■ Stated task ■
All of the lines below are to be printed again exactly; images are excluded from the output.

■ Supplied information ■
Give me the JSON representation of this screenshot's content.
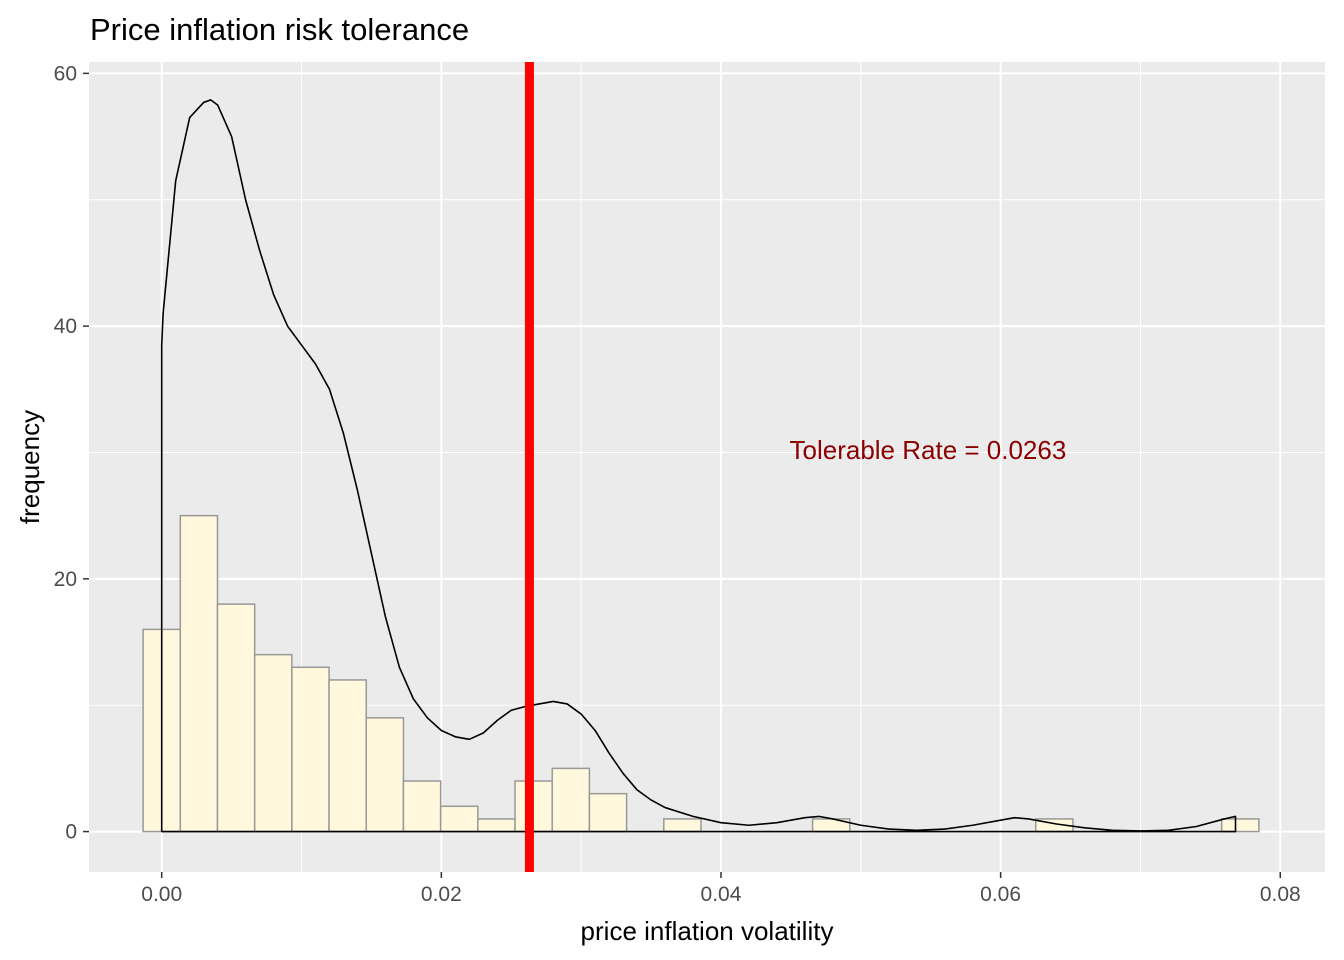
{
  "chart_data": {
    "type": "bar",
    "title": "Price inflation risk tolerance",
    "xlabel": "price inflation volatility",
    "ylabel": "frequency",
    "xlim": [
      -0.0052,
      0.0832
    ],
    "ylim": [
      -3.2,
      60.9
    ],
    "x_ticks": [
      {
        "value": 0.0,
        "label": "0.00"
      },
      {
        "value": 0.02,
        "label": "0.02"
      },
      {
        "value": 0.04,
        "label": "0.04"
      },
      {
        "value": 0.06,
        "label": "0.06"
      },
      {
        "value": 0.08,
        "label": "0.08"
      }
    ],
    "y_ticks": [
      {
        "value": 0,
        "label": "0"
      },
      {
        "value": 20,
        "label": "20"
      },
      {
        "value": 40,
        "label": "40"
      },
      {
        "value": 60,
        "label": "60"
      }
    ],
    "grid": true,
    "panel_background": "#EBEBEB",
    "histogram": {
      "bin_width": 0.00266,
      "bin_start": -0.00133,
      "counts": [
        16,
        25,
        18,
        14,
        13,
        12,
        9,
        4,
        2,
        1,
        4,
        5,
        3,
        0,
        1,
        0,
        0,
        0,
        1,
        0,
        0,
        0,
        0,
        0,
        1,
        0,
        0,
        0,
        0,
        1
      ],
      "fill": "#FFF8DC",
      "stroke": "#999999"
    },
    "density_curve": {
      "color": "#000000",
      "x": [
        0.0,
        0.0001,
        0.001,
        0.002,
        0.003,
        0.0035,
        0.004,
        0.005,
        0.006,
        0.007,
        0.008,
        0.009,
        0.01,
        0.011,
        0.012,
        0.013,
        0.014,
        0.015,
        0.016,
        0.017,
        0.018,
        0.019,
        0.02,
        0.021,
        0.022,
        0.023,
        0.024,
        0.025,
        0.026,
        0.027,
        0.028,
        0.029,
        0.03,
        0.031,
        0.032,
        0.033,
        0.034,
        0.035,
        0.036,
        0.038,
        0.04,
        0.042,
        0.044,
        0.046,
        0.047,
        0.048,
        0.05,
        0.052,
        0.054,
        0.056,
        0.058,
        0.06,
        0.061,
        0.062,
        0.064,
        0.066,
        0.068,
        0.07,
        0.072,
        0.074,
        0.076,
        0.0768,
        0.0768
      ],
      "y": [
        38.5,
        41,
        51.5,
        56.5,
        57.7,
        57.9,
        57.5,
        55,
        50,
        46,
        42.5,
        40,
        38.5,
        37,
        35,
        31.5,
        27,
        22,
        17,
        13,
        10.5,
        9,
        8,
        7.5,
        7.3,
        7.8,
        8.8,
        9.6,
        9.9,
        10.1,
        10.3,
        10.1,
        9.3,
        8,
        6.2,
        4.6,
        3.3,
        2.5,
        1.9,
        1.2,
        0.7,
        0.5,
        0.7,
        1.1,
        1.2,
        1.0,
        0.5,
        0.2,
        0.1,
        0.2,
        0.5,
        0.9,
        1.1,
        1.0,
        0.6,
        0.3,
        0.1,
        0.05,
        0.1,
        0.4,
        1.0,
        1.2,
        0
      ]
    },
    "reference_line": {
      "x": 0.0263,
      "color": "#FF0000"
    },
    "annotation": {
      "text": "Tolerable Rate =  0.0263",
      "x": 0.0548,
      "y": 29.5,
      "color": "#8B0000"
    }
  }
}
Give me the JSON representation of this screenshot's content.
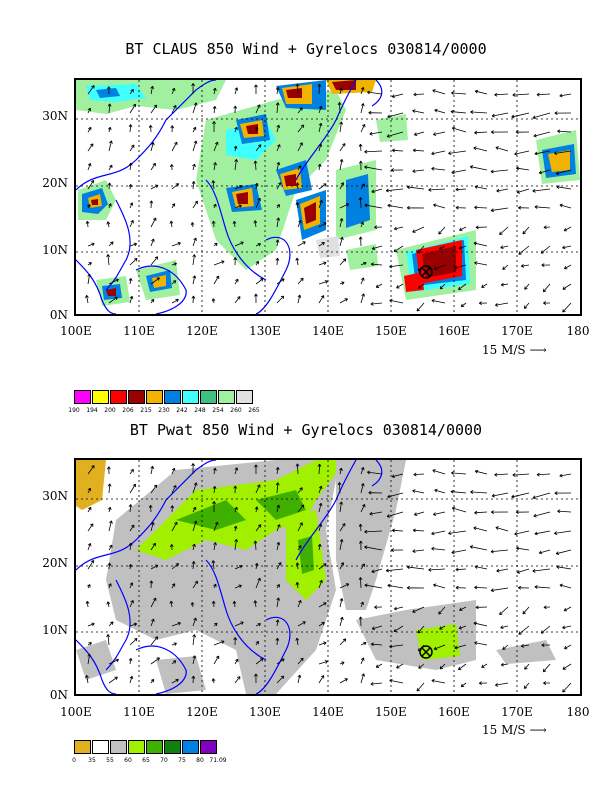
{
  "panel1": {
    "title": "BT CLAUS 850 Wind + Gyrelocs 030814/0000",
    "lat_labels": [
      "30N",
      "20N",
      "10N",
      "0N"
    ],
    "lon_labels": [
      "100E",
      "110E",
      "120E",
      "130E",
      "140E",
      "150E",
      "160E",
      "170E",
      "180"
    ],
    "ref_vector": "15 M/S",
    "colorbar_labels": [
      "190",
      "194",
      "200",
      "206",
      "215",
      "230",
      "242",
      "248",
      "254",
      "260",
      "265"
    ],
    "colorbar_colors": [
      "#ff00ff",
      "#ffff00",
      "#ff0000",
      "#990000",
      "#f0b400",
      "#0080e0",
      "#40ffff",
      "#40c080",
      "#a0f0a0",
      "#e0e0e0"
    ],
    "gyre_marker": "⊗"
  },
  "panel2": {
    "title": "BT Pwat 850 Wind + Gyrelocs 030814/0000",
    "lat_labels": [
      "30N",
      "20N",
      "10N",
      "0N"
    ],
    "lon_labels": [
      "100E",
      "110E",
      "120E",
      "130E",
      "140E",
      "150E",
      "160E",
      "170E",
      "180"
    ],
    "ref_vector": "15 M/S",
    "colorbar_labels": [
      "0",
      "35",
      "55",
      "60",
      "65",
      "70",
      "75",
      "80",
      "71.09"
    ],
    "colorbar_colors": [
      "#e0b020",
      "#ffffff",
      "#c0c0c0",
      "#a0f000",
      "#40b000",
      "#108010",
      "#0080e0",
      "#8000c0"
    ],
    "gyre_marker": "⊗"
  },
  "colors": {
    "coast": "#0000ff",
    "grid": "#000000"
  }
}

■ Answer for this exercise ■
Give me the JSON representation of this screenshot's content.
{
  "chart_data": {
    "type": "bar",
    "title": "Price inflation risk tolerance",
    "xlabel": "price inflation volatility",
    "ylabel": "frequency",
    "xlim": [
      -0.0052,
      0.0832
    ],
    "ylim": [
      -3.2,
      60.9
    ],
    "x_ticks": [
      {
        "value": 0.0,
        "label": "0.00"
      },
      {
        "value": 0.02,
        "label": "0.02"
      },
      {
        "value": 0.04,
        "label": "0.04"
      },
      {
        "value": 0.06,
        "label": "0.06"
      },
      {
        "value": 0.08,
        "label": "0.08"
      }
    ],
    "y_ticks": [
      {
        "value": 0,
        "label": "0"
      },
      {
        "value": 20,
        "label": "20"
      },
      {
        "value": 40,
        "label": "40"
      },
      {
        "value": 60,
        "label": "60"
      }
    ],
    "grid": true,
    "panel_background": "#EBEBEB",
    "histogram": {
      "bin_width": 0.00266,
      "bin_start": -0.00133,
      "counts": [
        16,
        25,
        18,
        14,
        13,
        12,
        9,
        4,
        2,
        1,
        4,
        5,
        3,
        0,
        1,
        0,
        0,
        0,
        1,
        0,
        0,
        0,
        0,
        0,
        1,
        0,
        0,
        0,
        0,
        1
      ],
      "fill": "#FFF8DC",
      "stroke": "#999999"
    },
    "density_curve": {
      "color": "#000000",
      "x": [
        0.0,
        0.0001,
        0.001,
        0.002,
        0.003,
        0.0035,
        0.004,
        0.005,
        0.006,
        0.007,
        0.008,
        0.009,
        0.01,
        0.011,
        0.012,
        0.013,
        0.014,
        0.015,
        0.016,
        0.017,
        0.018,
        0.019,
        0.02,
        0.021,
        0.022,
        0.023,
        0.024,
        0.025,
        0.026,
        0.027,
        0.028,
        0.029,
        0.03,
        0.031,
        0.032,
        0.033,
        0.034,
        0.035,
        0.036,
        0.038,
        0.04,
        0.042,
        0.044,
        0.046,
        0.047,
        0.048,
        0.05,
        0.052,
        0.054,
        0.056,
        0.058,
        0.06,
        0.061,
        0.062,
        0.064,
        0.066,
        0.068,
        0.07,
        0.072,
        0.074,
        0.076,
        0.0768,
        0.0768
      ],
      "y": [
        38.5,
        41,
        51.5,
        56.5,
        57.7,
        57.9,
        57.5,
        55,
        50,
        46,
        42.5,
        40,
        38.5,
        37,
        35,
        31.5,
        27,
        22,
        17,
        13,
        10.5,
        9,
        8,
        7.5,
        7.3,
        7.8,
        8.8,
        9.6,
        9.9,
        10.1,
        10.3,
        10.1,
        9.3,
        8,
        6.2,
        4.6,
        3.3,
        2.5,
        1.9,
        1.2,
        0.7,
        0.5,
        0.7,
        1.1,
        1.2,
        1.0,
        0.5,
        0.2,
        0.1,
        0.2,
        0.5,
        0.9,
        1.1,
        1.0,
        0.6,
        0.3,
        0.1,
        0.05,
        0.1,
        0.4,
        1.0,
        1.2,
        0
      ]
    },
    "reference_line": {
      "x": 0.0263,
      "color": "#FF0000"
    },
    "annotation": {
      "text": "Tolerable Rate =  0.0263",
      "x": 0.0548,
      "y": 29.5,
      "color": "#8B0000"
    }
  }
}
Give me the JSON representation of this screenshot's content.
{
  "panel1": {
    "title": "BT CLAUS 850 Wind + Gyrelocs 030814/0000",
    "lat_labels": [
      "30N",
      "20N",
      "10N",
      "0N"
    ],
    "lon_labels": [
      "100E",
      "110E",
      "120E",
      "130E",
      "140E",
      "150E",
      "160E",
      "170E",
      "180"
    ],
    "ref_vector": "15 M/S",
    "colorbar_labels": [
      "190",
      "194",
      "200",
      "206",
      "215",
      "230",
      "242",
      "248",
      "254",
      "260",
      "265"
    ],
    "colorbar_colors": [
      "#ff00ff",
      "#ffff00",
      "#ff0000",
      "#990000",
      "#f0b400",
      "#0080e0",
      "#40ffff",
      "#40c080",
      "#a0f0a0",
      "#e0e0e0"
    ],
    "gyre_marker": "⊗"
  },
  "panel2": {
    "title": "BT Pwat 850 Wind + Gyrelocs 030814/0000",
    "lat_labels": [
      "30N",
      "20N",
      "10N",
      "0N"
    ],
    "lon_labels": [
      "100E",
      "110E",
      "120E",
      "130E",
      "140E",
      "150E",
      "160E",
      "170E",
      "180"
    ],
    "ref_vector": "15 M/S",
    "colorbar_labels": [
      "0",
      "35",
      "55",
      "60",
      "65",
      "70",
      "75",
      "80",
      "71.09"
    ],
    "colorbar_colors": [
      "#e0b020",
      "#ffffff",
      "#c0c0c0",
      "#a0f000",
      "#40b000",
      "#108010",
      "#0080e0",
      "#8000c0"
    ],
    "gyre_marker": "⊗"
  },
  "colors": {
    "coast": "#0000ff",
    "grid": "#000000"
  }
}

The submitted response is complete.